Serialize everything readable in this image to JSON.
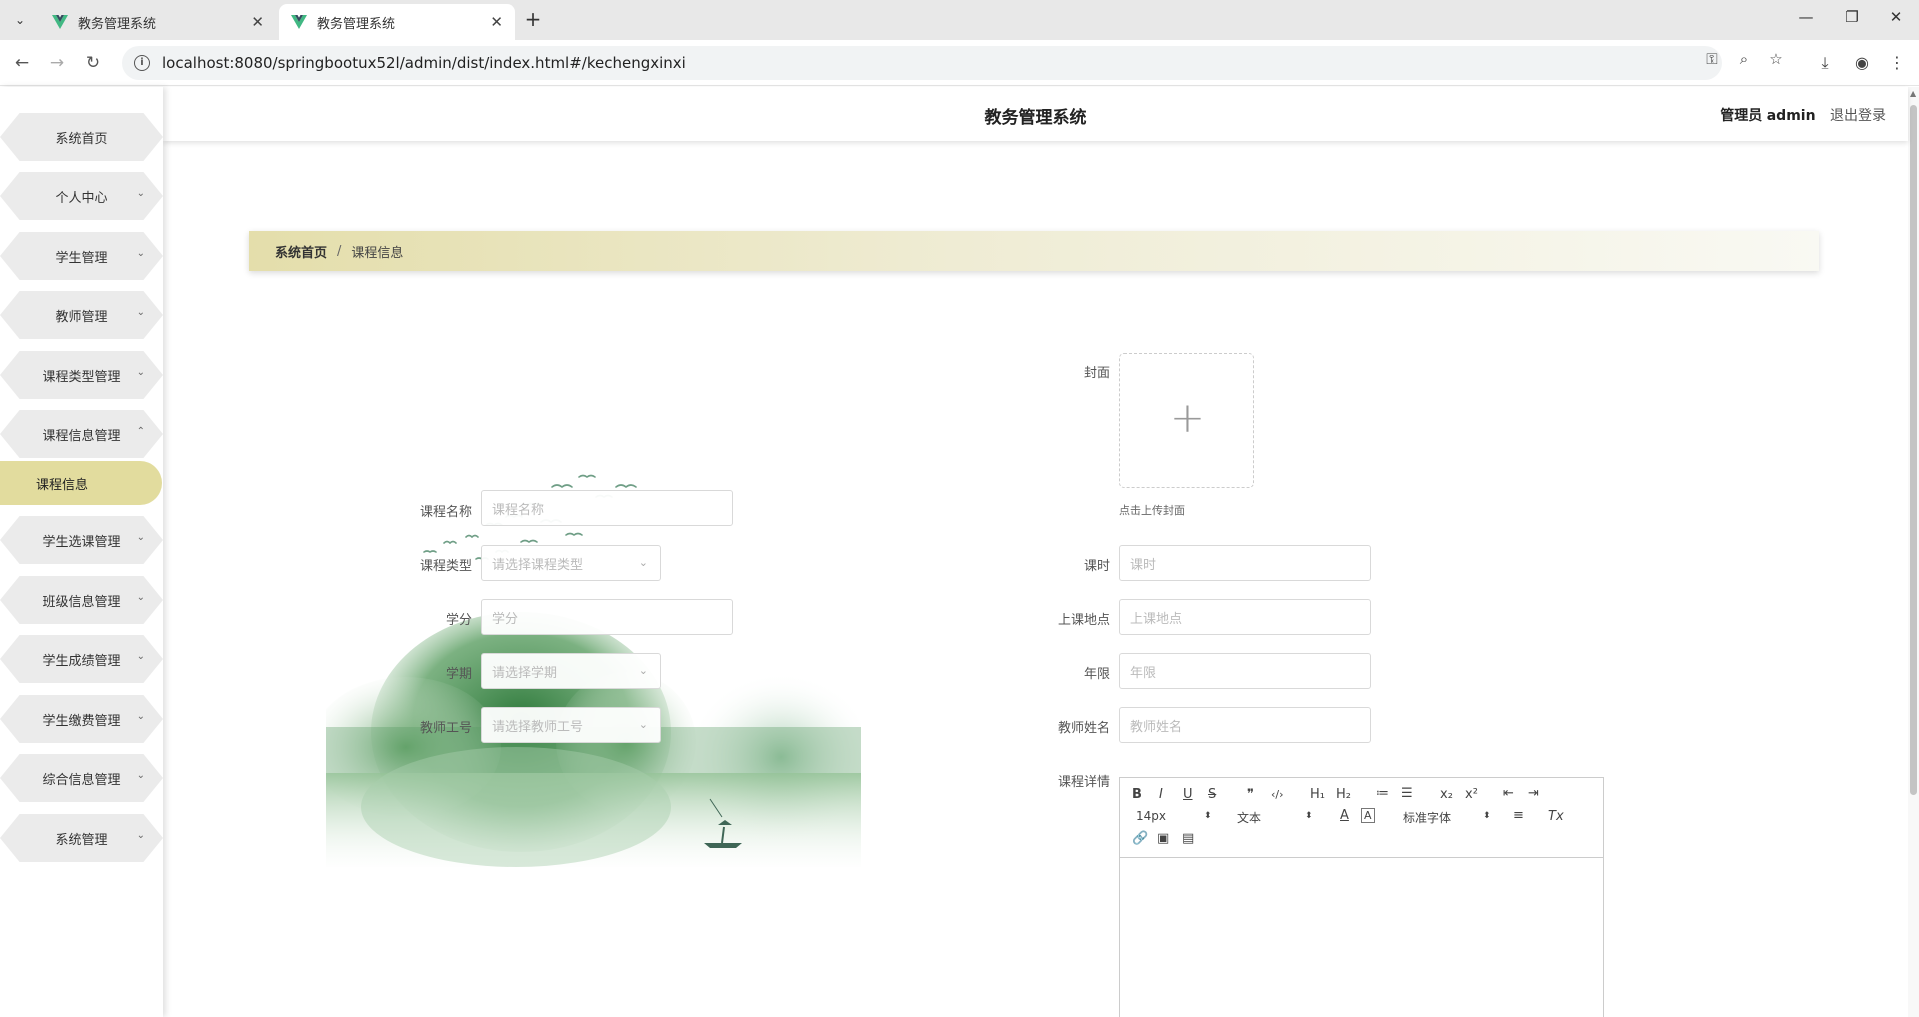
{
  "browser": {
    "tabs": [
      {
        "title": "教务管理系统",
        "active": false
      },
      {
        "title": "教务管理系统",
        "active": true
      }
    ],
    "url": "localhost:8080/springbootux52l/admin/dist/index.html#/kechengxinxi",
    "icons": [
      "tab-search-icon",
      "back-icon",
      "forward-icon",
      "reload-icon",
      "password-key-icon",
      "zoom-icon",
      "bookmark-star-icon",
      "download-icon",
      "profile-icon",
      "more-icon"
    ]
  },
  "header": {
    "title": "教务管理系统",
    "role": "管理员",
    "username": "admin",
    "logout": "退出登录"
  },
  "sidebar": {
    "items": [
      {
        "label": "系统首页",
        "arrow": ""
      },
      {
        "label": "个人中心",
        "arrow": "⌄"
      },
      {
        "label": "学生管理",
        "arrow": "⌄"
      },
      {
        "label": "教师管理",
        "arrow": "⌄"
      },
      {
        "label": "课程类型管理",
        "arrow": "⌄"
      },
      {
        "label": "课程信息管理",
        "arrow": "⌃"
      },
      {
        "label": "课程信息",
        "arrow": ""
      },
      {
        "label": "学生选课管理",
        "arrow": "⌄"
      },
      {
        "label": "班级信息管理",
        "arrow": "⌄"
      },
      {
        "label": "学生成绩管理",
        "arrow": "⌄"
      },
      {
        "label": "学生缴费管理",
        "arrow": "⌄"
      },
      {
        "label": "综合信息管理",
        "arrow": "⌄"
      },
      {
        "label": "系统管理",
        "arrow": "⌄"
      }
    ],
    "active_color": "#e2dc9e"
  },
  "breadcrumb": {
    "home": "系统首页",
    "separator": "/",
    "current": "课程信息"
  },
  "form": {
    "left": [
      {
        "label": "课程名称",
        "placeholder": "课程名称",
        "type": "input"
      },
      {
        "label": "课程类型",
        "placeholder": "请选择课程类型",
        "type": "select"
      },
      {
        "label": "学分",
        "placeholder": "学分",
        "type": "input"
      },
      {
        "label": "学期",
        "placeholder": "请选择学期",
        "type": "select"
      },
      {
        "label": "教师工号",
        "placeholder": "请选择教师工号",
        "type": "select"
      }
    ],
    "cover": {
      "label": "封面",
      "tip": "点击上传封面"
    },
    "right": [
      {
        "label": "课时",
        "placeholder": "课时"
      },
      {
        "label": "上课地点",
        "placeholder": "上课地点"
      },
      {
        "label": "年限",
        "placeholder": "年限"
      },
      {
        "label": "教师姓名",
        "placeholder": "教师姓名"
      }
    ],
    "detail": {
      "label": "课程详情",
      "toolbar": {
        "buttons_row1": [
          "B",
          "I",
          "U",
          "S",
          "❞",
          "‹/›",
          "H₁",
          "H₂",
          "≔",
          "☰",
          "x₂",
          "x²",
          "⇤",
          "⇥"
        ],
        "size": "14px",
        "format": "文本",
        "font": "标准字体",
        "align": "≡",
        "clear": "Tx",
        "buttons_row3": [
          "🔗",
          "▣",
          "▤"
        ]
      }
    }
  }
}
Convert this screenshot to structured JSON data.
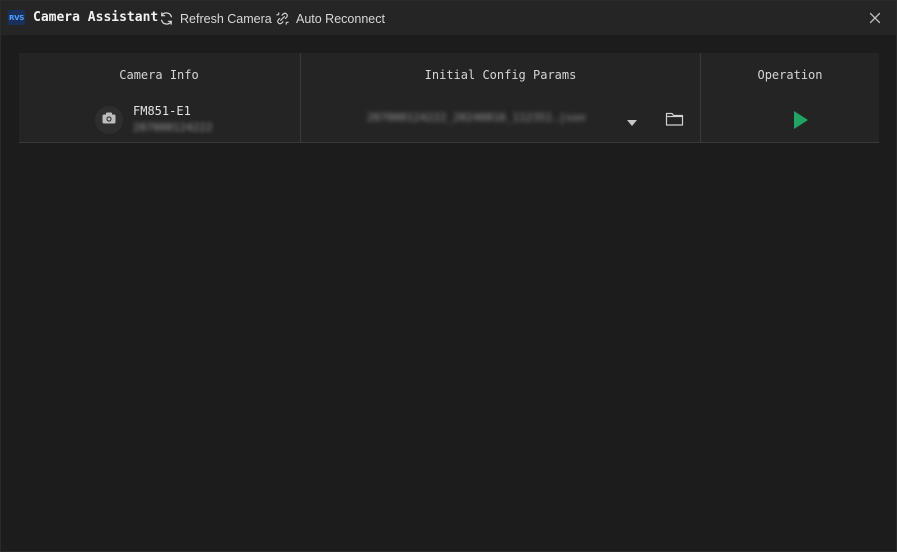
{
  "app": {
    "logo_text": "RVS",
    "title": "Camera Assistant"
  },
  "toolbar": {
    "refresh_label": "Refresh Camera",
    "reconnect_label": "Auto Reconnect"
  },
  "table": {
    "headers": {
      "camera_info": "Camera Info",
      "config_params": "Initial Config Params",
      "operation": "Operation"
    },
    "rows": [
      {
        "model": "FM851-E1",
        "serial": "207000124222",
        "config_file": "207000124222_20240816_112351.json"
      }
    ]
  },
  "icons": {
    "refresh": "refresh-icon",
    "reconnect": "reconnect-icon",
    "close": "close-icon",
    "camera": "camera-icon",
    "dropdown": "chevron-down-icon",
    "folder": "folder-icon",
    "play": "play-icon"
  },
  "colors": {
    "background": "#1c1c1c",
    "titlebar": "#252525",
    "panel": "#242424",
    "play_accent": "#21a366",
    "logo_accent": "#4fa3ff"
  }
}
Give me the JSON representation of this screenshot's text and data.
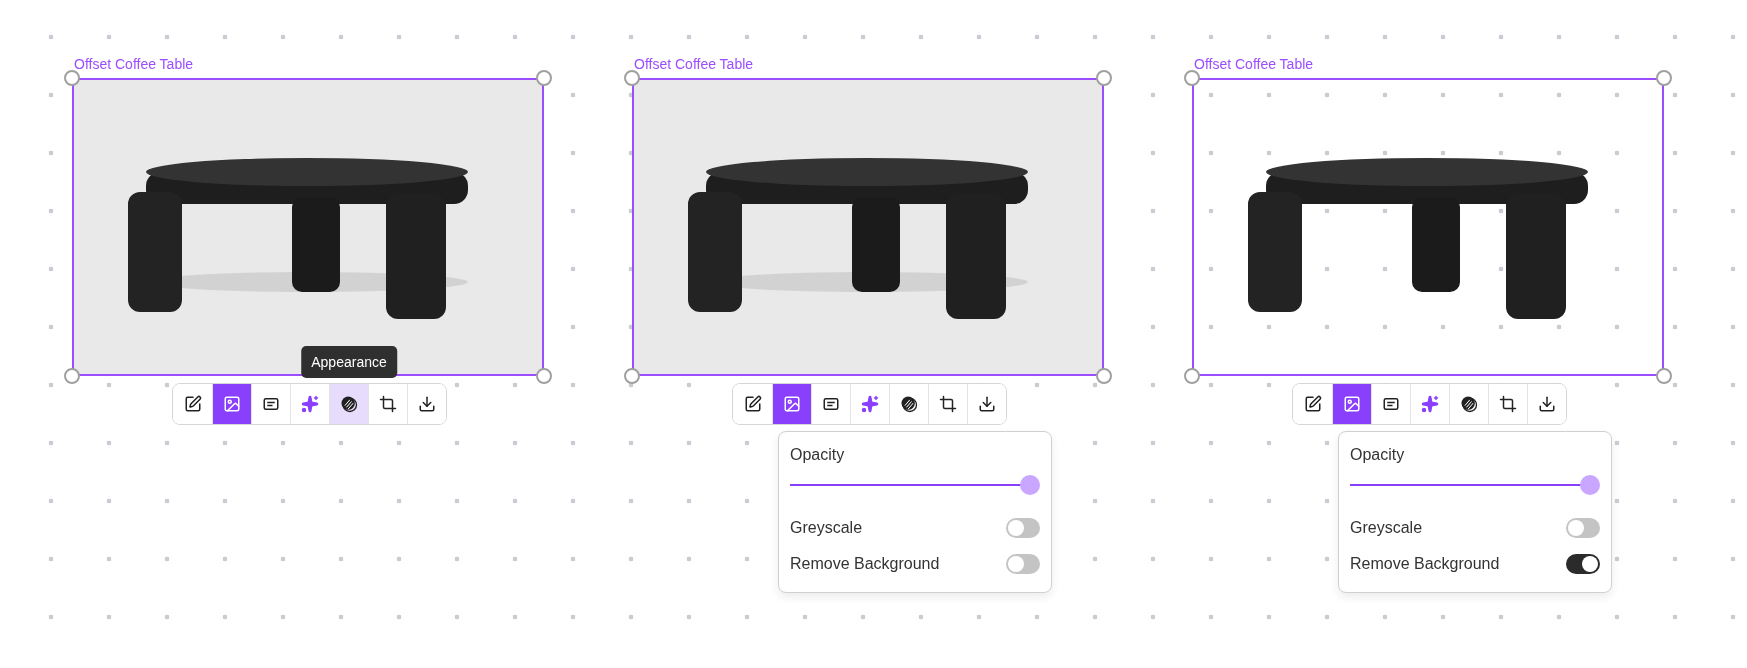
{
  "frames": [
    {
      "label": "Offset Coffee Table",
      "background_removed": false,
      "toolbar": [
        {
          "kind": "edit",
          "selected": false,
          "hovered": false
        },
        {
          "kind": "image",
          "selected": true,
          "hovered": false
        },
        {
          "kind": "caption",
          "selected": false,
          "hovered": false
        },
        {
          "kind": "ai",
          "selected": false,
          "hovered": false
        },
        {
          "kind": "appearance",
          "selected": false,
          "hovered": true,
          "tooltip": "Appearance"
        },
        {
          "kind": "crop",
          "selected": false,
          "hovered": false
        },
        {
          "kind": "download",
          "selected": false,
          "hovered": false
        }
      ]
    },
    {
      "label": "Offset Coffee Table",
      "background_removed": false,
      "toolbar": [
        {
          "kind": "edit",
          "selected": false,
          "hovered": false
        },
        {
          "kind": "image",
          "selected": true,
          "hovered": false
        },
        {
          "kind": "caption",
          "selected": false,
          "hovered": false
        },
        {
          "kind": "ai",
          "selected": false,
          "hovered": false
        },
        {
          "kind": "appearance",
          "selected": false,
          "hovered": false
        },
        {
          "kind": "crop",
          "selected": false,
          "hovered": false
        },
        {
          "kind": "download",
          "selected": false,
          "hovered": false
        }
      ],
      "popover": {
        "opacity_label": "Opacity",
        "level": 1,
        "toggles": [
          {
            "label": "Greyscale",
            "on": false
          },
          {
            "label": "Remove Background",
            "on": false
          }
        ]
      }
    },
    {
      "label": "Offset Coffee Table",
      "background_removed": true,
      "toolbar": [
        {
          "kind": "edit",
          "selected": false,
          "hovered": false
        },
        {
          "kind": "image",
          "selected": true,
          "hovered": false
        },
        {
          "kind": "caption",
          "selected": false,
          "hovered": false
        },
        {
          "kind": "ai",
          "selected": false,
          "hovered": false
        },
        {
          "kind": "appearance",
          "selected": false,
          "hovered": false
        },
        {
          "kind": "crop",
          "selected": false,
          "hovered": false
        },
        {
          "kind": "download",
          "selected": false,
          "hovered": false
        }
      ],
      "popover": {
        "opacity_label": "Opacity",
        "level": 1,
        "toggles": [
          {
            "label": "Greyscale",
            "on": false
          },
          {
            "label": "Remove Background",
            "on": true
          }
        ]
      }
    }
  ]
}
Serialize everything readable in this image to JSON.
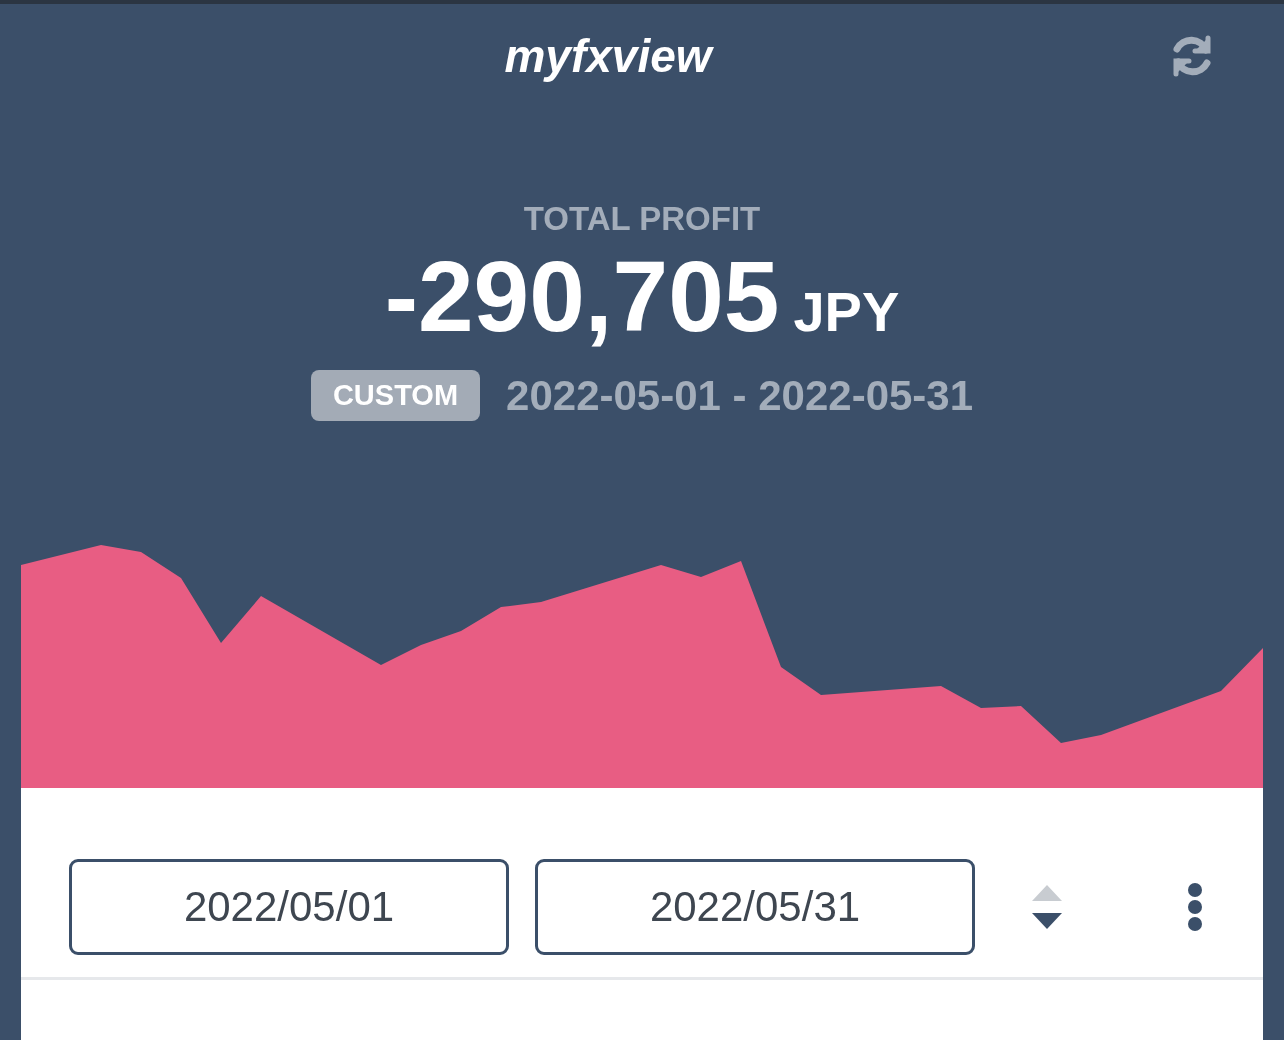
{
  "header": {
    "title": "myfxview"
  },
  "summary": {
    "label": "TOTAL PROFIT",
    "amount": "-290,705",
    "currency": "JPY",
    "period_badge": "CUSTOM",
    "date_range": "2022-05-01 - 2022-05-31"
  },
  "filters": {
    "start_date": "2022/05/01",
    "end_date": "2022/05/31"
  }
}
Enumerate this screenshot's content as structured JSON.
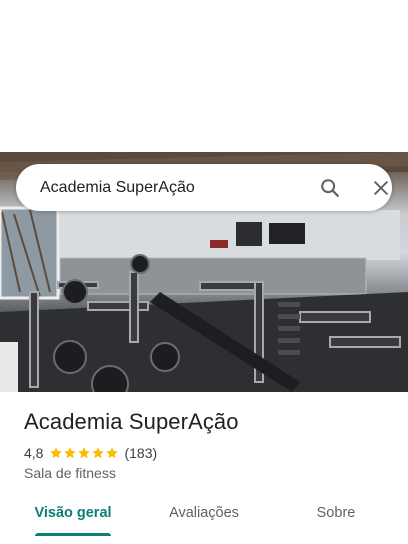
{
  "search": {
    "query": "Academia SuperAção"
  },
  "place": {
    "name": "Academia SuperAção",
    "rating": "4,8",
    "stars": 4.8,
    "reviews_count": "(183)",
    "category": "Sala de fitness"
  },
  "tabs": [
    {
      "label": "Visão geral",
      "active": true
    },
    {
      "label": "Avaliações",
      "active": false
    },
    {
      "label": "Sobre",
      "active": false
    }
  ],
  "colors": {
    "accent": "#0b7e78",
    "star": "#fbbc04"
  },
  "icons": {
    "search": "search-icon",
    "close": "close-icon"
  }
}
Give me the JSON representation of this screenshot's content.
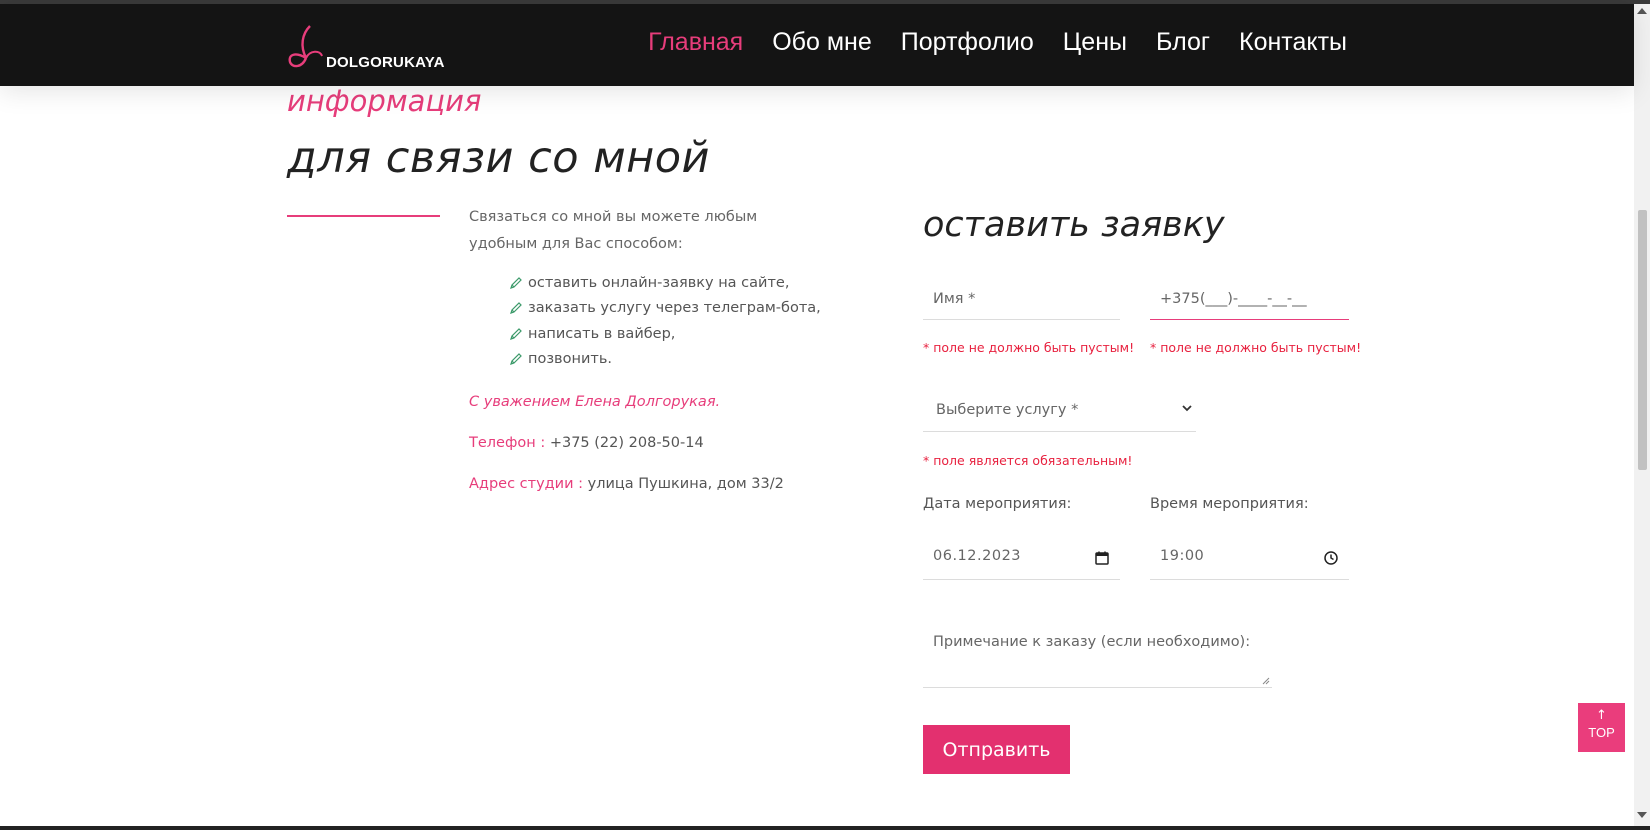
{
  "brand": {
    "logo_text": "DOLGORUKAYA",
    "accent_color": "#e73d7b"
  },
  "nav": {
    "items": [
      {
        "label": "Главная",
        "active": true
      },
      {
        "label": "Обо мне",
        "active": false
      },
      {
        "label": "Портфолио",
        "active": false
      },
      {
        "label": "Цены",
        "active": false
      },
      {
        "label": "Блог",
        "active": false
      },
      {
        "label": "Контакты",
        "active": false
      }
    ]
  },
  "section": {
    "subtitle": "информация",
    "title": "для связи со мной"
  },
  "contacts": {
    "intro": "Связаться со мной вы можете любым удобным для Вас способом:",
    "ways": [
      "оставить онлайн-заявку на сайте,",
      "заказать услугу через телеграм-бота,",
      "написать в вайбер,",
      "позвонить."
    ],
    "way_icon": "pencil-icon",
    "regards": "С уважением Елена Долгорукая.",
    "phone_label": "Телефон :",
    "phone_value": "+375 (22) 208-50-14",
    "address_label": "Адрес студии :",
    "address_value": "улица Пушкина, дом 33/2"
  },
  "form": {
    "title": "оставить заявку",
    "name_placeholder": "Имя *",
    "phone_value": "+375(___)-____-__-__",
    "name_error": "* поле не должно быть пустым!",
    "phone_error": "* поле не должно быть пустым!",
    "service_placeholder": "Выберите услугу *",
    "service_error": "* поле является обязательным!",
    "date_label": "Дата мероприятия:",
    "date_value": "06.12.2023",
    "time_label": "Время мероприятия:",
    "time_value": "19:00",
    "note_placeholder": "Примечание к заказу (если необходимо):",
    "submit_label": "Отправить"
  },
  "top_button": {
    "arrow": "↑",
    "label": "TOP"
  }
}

*****

• _WRITTEN PROBLEM_: Using the records given above, list every line that includes the word "data".

• _EXERCISE SOLUTION_:
Convert this screenshot to structured JSON data.
Give me the JSON representation of this screenshot's text and data.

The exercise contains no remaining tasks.